>> Start
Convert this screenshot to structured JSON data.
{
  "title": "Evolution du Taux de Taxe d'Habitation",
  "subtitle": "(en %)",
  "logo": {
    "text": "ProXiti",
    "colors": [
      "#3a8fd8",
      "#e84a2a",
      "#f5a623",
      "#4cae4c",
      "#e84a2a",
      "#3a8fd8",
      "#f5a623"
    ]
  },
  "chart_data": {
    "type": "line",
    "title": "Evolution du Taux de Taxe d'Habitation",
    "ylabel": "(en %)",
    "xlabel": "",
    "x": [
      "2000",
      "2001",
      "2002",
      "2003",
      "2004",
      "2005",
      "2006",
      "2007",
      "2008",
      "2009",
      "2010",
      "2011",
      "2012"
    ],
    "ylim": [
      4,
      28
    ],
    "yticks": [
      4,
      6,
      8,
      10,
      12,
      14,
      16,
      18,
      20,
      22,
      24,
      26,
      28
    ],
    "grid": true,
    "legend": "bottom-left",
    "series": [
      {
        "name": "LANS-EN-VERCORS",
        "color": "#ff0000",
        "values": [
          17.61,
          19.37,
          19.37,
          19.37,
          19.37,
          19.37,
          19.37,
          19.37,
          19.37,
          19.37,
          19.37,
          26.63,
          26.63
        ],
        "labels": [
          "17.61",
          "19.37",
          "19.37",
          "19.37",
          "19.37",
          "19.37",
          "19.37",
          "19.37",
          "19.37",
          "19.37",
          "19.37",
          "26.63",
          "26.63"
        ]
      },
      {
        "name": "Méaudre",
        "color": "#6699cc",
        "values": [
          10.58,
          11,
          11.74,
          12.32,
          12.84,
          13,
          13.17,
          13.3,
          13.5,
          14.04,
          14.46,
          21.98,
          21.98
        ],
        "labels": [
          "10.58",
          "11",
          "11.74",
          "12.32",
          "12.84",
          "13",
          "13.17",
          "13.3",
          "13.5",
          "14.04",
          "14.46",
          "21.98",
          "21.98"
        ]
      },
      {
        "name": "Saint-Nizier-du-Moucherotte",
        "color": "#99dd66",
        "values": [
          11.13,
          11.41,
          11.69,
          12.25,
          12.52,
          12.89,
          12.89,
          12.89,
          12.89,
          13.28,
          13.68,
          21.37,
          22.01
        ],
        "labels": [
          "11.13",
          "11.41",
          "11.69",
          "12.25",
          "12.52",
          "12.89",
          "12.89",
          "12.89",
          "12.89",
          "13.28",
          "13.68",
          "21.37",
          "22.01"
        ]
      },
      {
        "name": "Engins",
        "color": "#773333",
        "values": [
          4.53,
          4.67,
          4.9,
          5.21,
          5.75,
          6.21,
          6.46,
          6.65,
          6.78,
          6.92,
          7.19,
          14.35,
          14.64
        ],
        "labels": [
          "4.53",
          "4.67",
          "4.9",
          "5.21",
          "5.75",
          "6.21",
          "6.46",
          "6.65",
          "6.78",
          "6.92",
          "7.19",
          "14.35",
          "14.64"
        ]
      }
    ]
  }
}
>> End
■ Problem description: Every record should be repeated exactly; please leave none out.

■ The completed task:
Convert this screenshot to structured JSON data.
{
  "title": "Evolution du Taux de Taxe d'Habitation",
  "subtitle": "(en %)",
  "logo": {
    "text": "ProXiti",
    "colors": [
      "#3a8fd8",
      "#e84a2a",
      "#f5a623",
      "#4cae4c",
      "#e84a2a",
      "#3a8fd8",
      "#f5a623"
    ]
  },
  "chart_data": {
    "type": "line",
    "title": "Evolution du Taux de Taxe d'Habitation",
    "ylabel": "(en %)",
    "xlabel": "",
    "x": [
      "2000",
      "2001",
      "2002",
      "2003",
      "2004",
      "2005",
      "2006",
      "2007",
      "2008",
      "2009",
      "2010",
      "2011",
      "2012"
    ],
    "ylim": [
      4,
      28
    ],
    "yticks": [
      4,
      6,
      8,
      10,
      12,
      14,
      16,
      18,
      20,
      22,
      24,
      26,
      28
    ],
    "grid": true,
    "legend": "bottom-left",
    "series": [
      {
        "name": "LANS-EN-VERCORS",
        "color": "#ff0000",
        "values": [
          17.61,
          19.37,
          19.37,
          19.37,
          19.37,
          19.37,
          19.37,
          19.37,
          19.37,
          19.37,
          19.37,
          26.63,
          26.63
        ],
        "labels": [
          "17.61",
          "19.37",
          "19.37",
          "19.37",
          "19.37",
          "19.37",
          "19.37",
          "19.37",
          "19.37",
          "19.37",
          "19.37",
          "26.63",
          "26.63"
        ]
      },
      {
        "name": "Méaudre",
        "color": "#6699cc",
        "values": [
          10.58,
          11,
          11.74,
          12.32,
          12.84,
          13,
          13.17,
          13.3,
          13.5,
          14.04,
          14.46,
          21.98,
          21.98
        ],
        "labels": [
          "10.58",
          "11",
          "11.74",
          "12.32",
          "12.84",
          "13",
          "13.17",
          "13.3",
          "13.5",
          "14.04",
          "14.46",
          "21.98",
          "21.98"
        ]
      },
      {
        "name": "Saint-Nizier-du-Moucherotte",
        "color": "#99dd66",
        "values": [
          11.13,
          11.41,
          11.69,
          12.25,
          12.52,
          12.89,
          12.89,
          12.89,
          12.89,
          13.28,
          13.68,
          21.37,
          22.01
        ],
        "labels": [
          "11.13",
          "11.41",
          "11.69",
          "12.25",
          "12.52",
          "12.89",
          "12.89",
          "12.89",
          "12.89",
          "13.28",
          "13.68",
          "21.37",
          "22.01"
        ]
      },
      {
        "name": "Engins",
        "color": "#773333",
        "values": [
          4.53,
          4.67,
          4.9,
          5.21,
          5.75,
          6.21,
          6.46,
          6.65,
          6.78,
          6.92,
          7.19,
          14.35,
          14.64
        ],
        "labels": [
          "4.53",
          "4.67",
          "4.9",
          "5.21",
          "5.75",
          "6.21",
          "6.46",
          "6.65",
          "6.78",
          "6.92",
          "7.19",
          "14.35",
          "14.64"
        ]
      }
    ]
  }
}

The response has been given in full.